List all lines in the material below that contain "structured".
++++++++++
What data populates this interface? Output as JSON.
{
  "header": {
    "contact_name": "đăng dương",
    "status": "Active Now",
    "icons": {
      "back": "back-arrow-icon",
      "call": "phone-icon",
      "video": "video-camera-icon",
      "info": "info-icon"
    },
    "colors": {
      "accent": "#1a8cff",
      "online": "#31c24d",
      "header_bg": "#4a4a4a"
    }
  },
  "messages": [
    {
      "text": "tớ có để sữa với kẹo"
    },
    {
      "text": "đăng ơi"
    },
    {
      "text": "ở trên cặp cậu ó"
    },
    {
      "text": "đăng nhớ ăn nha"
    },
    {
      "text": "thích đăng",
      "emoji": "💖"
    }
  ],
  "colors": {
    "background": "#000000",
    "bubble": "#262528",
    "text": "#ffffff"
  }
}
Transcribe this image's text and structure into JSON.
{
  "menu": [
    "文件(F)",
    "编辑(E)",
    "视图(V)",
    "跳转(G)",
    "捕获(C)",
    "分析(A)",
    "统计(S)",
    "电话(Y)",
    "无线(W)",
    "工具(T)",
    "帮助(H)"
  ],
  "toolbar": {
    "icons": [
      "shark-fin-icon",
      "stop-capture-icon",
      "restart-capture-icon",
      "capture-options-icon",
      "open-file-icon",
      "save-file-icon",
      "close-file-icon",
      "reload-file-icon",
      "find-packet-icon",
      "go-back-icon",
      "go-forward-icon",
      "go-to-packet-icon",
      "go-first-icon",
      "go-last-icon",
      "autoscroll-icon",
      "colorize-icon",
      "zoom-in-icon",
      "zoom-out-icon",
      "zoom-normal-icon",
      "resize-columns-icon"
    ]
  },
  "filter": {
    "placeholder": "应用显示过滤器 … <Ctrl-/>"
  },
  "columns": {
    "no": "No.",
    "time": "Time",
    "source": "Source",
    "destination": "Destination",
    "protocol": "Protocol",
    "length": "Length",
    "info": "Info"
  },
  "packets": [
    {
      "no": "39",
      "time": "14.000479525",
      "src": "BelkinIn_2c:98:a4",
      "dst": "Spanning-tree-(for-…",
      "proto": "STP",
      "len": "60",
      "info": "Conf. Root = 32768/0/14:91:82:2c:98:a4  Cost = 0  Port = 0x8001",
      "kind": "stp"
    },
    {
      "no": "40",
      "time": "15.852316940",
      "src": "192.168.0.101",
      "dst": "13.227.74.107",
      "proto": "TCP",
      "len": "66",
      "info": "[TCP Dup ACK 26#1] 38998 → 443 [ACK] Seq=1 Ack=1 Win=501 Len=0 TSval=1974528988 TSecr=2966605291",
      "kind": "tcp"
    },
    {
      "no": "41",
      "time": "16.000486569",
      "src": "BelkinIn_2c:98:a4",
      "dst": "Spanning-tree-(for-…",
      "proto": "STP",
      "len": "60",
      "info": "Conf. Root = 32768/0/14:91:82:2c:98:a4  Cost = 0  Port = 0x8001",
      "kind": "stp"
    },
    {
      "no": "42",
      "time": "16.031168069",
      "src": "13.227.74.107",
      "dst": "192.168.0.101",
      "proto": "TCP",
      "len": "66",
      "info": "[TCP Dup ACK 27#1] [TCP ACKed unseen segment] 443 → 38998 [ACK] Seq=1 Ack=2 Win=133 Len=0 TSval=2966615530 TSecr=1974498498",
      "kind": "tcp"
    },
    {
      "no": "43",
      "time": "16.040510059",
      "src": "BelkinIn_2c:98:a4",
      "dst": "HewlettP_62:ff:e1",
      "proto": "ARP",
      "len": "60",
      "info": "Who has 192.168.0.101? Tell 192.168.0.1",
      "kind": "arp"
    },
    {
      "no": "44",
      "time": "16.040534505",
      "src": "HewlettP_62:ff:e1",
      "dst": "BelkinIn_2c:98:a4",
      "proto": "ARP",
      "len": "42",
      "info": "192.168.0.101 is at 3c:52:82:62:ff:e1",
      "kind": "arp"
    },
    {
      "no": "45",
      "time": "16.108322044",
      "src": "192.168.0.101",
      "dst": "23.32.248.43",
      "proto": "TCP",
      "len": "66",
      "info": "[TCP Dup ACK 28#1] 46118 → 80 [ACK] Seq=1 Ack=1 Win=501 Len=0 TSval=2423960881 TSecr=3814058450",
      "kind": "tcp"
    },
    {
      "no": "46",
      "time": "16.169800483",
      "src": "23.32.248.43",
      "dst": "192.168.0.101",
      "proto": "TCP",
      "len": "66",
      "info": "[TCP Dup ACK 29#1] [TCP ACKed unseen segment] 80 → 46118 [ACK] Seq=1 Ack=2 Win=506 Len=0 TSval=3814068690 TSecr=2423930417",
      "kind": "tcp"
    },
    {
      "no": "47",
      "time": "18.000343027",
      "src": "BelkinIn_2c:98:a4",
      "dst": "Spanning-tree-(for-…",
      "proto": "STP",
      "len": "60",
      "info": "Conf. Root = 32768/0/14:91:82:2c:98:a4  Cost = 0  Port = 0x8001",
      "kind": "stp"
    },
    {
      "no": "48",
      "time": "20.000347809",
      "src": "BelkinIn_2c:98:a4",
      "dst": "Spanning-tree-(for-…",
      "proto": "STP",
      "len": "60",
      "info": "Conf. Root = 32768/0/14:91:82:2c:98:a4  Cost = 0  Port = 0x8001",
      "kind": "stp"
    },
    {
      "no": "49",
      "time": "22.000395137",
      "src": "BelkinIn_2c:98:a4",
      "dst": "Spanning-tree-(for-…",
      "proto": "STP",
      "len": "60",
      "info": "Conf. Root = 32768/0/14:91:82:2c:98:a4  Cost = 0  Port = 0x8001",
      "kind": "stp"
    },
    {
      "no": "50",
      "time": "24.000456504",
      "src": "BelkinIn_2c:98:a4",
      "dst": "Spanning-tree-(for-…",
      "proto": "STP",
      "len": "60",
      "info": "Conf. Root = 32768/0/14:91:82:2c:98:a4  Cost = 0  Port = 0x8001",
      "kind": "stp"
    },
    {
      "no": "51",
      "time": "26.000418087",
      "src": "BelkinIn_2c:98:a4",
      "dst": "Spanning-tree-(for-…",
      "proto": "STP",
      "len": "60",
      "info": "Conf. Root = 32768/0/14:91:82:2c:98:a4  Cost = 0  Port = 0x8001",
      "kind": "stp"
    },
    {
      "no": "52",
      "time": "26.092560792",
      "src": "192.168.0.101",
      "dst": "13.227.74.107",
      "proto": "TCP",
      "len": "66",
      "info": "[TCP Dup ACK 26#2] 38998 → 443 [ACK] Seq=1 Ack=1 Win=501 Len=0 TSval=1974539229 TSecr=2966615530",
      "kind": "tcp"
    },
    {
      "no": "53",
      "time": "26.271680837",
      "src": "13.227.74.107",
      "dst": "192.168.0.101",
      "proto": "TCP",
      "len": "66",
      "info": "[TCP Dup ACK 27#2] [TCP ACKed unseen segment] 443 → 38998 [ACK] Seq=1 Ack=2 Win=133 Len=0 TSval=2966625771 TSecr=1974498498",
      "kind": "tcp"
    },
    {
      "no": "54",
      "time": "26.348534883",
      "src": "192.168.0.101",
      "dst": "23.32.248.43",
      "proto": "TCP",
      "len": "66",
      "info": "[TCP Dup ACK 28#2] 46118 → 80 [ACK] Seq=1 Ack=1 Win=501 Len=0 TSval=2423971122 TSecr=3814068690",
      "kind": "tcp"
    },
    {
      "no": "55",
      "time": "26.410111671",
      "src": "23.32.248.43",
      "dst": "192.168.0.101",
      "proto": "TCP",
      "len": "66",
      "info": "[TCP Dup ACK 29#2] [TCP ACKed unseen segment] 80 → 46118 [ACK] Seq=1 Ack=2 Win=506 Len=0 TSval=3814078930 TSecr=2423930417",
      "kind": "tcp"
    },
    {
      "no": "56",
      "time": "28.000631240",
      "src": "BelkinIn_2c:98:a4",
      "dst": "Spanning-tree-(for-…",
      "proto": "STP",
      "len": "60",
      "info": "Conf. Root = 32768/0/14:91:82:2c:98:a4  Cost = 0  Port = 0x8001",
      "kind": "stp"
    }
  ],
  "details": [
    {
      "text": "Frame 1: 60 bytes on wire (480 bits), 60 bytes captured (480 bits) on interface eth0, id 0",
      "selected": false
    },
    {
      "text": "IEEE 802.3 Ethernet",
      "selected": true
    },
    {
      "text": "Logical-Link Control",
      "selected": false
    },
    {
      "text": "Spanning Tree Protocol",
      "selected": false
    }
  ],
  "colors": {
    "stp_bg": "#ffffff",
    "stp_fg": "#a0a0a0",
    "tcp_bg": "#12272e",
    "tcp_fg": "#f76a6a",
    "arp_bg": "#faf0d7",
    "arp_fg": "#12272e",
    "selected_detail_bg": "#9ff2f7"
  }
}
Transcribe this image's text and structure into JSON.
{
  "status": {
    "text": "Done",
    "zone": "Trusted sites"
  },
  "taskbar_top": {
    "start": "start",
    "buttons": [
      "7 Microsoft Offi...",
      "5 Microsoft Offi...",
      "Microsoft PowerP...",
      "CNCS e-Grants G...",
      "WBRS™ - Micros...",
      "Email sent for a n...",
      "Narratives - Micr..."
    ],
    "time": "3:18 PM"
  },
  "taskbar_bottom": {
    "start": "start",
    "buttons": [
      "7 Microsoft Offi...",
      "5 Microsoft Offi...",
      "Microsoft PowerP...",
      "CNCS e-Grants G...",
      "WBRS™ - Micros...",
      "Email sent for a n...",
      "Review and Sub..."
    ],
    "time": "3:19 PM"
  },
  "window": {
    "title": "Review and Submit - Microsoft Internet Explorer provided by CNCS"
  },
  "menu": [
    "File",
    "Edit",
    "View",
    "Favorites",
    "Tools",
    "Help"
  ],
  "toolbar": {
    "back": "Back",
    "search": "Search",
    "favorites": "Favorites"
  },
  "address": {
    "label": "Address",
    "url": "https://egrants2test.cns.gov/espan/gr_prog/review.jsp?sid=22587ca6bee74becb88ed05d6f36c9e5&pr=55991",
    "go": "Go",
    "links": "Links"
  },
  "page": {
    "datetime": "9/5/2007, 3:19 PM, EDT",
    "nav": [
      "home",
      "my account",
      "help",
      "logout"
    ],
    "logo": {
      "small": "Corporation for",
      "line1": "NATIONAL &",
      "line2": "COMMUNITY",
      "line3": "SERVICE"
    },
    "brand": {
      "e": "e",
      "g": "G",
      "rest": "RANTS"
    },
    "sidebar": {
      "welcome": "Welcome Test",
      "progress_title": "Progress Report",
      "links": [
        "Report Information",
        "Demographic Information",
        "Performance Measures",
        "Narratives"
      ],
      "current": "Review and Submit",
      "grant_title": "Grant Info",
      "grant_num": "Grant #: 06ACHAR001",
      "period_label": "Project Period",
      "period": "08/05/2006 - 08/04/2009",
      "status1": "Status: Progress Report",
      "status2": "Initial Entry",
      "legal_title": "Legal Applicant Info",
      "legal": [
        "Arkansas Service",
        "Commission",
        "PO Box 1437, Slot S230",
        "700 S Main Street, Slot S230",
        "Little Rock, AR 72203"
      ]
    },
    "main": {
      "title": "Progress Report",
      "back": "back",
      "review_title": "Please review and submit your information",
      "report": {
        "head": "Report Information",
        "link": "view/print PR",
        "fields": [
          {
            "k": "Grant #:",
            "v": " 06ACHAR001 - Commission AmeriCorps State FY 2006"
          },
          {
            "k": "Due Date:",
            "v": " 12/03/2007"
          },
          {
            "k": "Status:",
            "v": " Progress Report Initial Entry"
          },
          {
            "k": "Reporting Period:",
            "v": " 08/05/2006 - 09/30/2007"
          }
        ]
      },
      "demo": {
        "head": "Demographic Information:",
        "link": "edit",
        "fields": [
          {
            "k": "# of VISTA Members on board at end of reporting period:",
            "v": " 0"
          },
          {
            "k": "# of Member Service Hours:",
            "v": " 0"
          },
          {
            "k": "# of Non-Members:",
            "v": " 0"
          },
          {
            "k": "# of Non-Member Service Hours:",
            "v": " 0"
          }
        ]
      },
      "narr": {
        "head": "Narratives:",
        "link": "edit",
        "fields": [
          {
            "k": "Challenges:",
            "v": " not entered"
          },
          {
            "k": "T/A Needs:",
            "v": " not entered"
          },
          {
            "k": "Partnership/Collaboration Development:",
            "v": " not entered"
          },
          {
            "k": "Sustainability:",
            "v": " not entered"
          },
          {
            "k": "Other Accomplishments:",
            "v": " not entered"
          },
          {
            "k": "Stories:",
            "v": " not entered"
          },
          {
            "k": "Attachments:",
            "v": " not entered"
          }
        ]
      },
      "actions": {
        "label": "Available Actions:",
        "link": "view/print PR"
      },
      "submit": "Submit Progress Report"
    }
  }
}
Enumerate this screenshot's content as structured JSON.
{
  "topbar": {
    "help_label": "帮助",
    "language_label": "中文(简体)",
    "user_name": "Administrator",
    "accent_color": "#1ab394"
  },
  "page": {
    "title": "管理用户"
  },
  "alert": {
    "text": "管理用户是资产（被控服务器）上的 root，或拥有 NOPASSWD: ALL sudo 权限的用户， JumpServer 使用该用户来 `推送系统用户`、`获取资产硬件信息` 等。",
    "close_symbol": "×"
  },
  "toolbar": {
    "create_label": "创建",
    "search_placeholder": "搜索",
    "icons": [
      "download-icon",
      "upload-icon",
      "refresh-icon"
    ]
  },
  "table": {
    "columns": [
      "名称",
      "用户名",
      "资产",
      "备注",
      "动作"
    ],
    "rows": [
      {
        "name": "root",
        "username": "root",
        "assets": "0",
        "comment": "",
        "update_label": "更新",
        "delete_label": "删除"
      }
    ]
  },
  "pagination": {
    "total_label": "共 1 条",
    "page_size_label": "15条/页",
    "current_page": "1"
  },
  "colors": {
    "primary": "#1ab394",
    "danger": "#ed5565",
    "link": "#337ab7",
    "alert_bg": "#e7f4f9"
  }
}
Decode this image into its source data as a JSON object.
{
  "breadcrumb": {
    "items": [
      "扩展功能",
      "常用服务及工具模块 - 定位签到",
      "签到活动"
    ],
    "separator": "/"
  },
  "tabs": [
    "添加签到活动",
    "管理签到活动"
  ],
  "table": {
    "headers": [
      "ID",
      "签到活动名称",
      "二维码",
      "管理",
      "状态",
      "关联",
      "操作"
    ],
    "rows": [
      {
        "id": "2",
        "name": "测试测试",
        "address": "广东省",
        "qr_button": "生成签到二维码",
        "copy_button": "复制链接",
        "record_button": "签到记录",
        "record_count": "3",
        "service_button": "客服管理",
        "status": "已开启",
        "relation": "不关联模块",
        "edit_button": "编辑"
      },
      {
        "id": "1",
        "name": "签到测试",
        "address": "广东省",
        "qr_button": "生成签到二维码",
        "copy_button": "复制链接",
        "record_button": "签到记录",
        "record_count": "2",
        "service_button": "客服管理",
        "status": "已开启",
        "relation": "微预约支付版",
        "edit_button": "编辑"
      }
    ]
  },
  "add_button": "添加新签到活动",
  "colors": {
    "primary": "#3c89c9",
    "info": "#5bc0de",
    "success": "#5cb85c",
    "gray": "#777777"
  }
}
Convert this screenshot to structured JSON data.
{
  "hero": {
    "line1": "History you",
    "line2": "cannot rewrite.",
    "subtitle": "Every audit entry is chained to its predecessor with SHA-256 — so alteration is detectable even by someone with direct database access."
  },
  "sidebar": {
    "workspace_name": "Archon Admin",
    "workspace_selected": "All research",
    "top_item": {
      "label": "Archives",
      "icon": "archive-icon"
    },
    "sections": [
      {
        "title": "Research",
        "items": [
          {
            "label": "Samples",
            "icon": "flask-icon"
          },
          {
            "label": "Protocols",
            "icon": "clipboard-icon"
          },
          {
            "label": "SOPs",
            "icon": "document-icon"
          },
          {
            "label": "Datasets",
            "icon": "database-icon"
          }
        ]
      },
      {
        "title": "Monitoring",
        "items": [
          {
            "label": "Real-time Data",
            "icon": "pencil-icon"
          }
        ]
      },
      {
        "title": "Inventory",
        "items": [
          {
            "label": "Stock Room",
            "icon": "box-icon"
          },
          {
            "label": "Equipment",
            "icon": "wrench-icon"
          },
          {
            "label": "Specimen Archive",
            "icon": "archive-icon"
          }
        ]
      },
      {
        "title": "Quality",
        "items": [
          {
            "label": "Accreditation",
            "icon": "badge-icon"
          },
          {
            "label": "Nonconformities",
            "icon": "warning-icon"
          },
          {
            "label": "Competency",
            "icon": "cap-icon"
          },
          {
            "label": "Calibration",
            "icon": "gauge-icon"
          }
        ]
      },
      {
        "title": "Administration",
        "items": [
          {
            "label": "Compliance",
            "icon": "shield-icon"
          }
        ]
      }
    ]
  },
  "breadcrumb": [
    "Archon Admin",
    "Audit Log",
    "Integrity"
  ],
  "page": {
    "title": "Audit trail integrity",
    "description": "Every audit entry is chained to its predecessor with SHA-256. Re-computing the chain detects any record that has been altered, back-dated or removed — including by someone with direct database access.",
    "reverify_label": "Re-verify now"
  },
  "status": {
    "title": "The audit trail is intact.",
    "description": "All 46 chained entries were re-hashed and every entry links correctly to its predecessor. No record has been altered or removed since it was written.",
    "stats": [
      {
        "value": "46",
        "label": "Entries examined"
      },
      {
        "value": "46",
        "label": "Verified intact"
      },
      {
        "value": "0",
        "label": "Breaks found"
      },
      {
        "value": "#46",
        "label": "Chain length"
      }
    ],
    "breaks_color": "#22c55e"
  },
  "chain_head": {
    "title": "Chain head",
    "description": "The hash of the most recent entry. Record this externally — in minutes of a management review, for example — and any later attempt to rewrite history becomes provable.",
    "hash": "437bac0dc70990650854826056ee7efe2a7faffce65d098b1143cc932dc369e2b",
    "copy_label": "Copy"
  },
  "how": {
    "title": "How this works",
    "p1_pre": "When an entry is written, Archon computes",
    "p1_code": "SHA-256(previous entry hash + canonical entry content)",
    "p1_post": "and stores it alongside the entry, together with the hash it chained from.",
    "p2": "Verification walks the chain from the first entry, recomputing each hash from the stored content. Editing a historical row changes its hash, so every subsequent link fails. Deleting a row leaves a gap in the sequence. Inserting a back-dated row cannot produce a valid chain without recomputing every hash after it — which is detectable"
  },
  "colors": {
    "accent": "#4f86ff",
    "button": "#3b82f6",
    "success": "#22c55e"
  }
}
++++++++++
**EXPECTED ANSWER:**
Enumerate this screenshot's content as structured JSON.
Convert this screenshot to structured JSON data.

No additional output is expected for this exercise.